Dataset rows about figures
====================

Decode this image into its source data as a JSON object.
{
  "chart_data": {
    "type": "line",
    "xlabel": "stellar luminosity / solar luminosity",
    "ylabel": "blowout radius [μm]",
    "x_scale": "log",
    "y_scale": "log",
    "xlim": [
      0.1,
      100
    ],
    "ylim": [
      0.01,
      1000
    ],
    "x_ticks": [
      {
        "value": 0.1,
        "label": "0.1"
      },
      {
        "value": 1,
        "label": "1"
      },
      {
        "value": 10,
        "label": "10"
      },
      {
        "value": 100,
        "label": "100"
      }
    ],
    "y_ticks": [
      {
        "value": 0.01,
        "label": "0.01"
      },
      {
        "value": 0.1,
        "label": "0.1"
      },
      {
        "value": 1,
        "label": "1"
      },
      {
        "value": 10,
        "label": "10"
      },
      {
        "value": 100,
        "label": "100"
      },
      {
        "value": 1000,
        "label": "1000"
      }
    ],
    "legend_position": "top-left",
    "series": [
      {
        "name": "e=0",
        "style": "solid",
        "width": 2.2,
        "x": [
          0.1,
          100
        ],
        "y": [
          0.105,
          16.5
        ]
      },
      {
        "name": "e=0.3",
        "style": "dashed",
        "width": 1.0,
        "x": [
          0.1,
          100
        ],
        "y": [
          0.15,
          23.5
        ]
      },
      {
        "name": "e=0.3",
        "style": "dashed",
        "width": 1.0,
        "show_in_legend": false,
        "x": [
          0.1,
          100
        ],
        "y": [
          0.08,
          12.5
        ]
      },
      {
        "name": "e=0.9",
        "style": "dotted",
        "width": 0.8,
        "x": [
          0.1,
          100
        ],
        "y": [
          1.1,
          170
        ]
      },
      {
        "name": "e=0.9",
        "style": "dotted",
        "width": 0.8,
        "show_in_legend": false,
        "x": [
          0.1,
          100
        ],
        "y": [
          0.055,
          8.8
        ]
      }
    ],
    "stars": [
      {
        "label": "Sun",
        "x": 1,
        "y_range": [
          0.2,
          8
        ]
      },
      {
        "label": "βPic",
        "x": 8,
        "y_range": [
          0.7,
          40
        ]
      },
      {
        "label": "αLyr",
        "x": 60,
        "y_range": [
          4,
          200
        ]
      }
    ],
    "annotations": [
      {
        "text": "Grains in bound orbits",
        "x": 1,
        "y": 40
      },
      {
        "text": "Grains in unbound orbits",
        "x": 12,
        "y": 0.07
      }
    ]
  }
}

====================

WRITTEN REQUEST
Word for word, restate all of the data shown above.

RESPONSE BELOW
Decode this image into its source data as a JSON object.
{
  "chart_data": {
    "type": "line",
    "xlabel": "stellar luminosity / solar luminosity",
    "ylabel": "blowout radius [μm]",
    "x_scale": "log",
    "y_scale": "log",
    "xlim": [
      0.1,
      100
    ],
    "ylim": [
      0.01,
      1000
    ],
    "x_ticks": [
      {
        "value": 0.1,
        "label": "0.1"
      },
      {
        "value": 1,
        "label": "1"
      },
      {
        "value": 10,
        "label": "10"
      },
      {
        "value": 100,
        "label": "100"
      }
    ],
    "y_ticks": [
      {
        "value": 0.01,
        "label": "0.01"
      },
      {
        "value": 0.1,
        "label": "0.1"
      },
      {
        "value": 1,
        "label": "1"
      },
      {
        "value": 10,
        "label": "10"
      },
      {
        "value": 100,
        "label": "100"
      },
      {
        "value": 1000,
        "label": "1000"
      }
    ],
    "legend_position": "top-left",
    "series": [
      {
        "name": "e=0",
        "style": "solid",
        "width": 2.2,
        "x": [
          0.1,
          100
        ],
        "y": [
          0.105,
          16.5
        ]
      },
      {
        "name": "e=0.3",
        "style": "dashed",
        "width": 1.0,
        "x": [
          0.1,
          100
        ],
        "y": [
          0.15,
          23.5
        ]
      },
      {
        "name": "e=0.3",
        "style": "dashed",
        "width": 1.0,
        "show_in_legend": false,
        "x": [
          0.1,
          100
        ],
        "y": [
          0.08,
          12.5
        ]
      },
      {
        "name": "e=0.9",
        "style": "dotted",
        "width": 0.8,
        "x": [
          0.1,
          100
        ],
        "y": [
          1.1,
          170
        ]
      },
      {
        "name": "e=0.9",
        "style": "dotted",
        "width": 0.8,
        "show_in_legend": false,
        "x": [
          0.1,
          100
        ],
        "y": [
          0.055,
          8.8
        ]
      }
    ],
    "stars": [
      {
        "label": "Sun",
        "x": 1,
        "y_range": [
          0.2,
          8
        ]
      },
      {
        "label": "βPic",
        "x": 8,
        "y_range": [
          0.7,
          40
        ]
      },
      {
        "label": "αLyr",
        "x": 60,
        "y_range": [
          4,
          200
        ]
      }
    ],
    "annotations": [
      {
        "text": "Grains in bound orbits",
        "x": 1,
        "y": 40
      },
      {
        "text": "Grains in unbound orbits",
        "x": 12,
        "y": 0.07
      }
    ]
  }
}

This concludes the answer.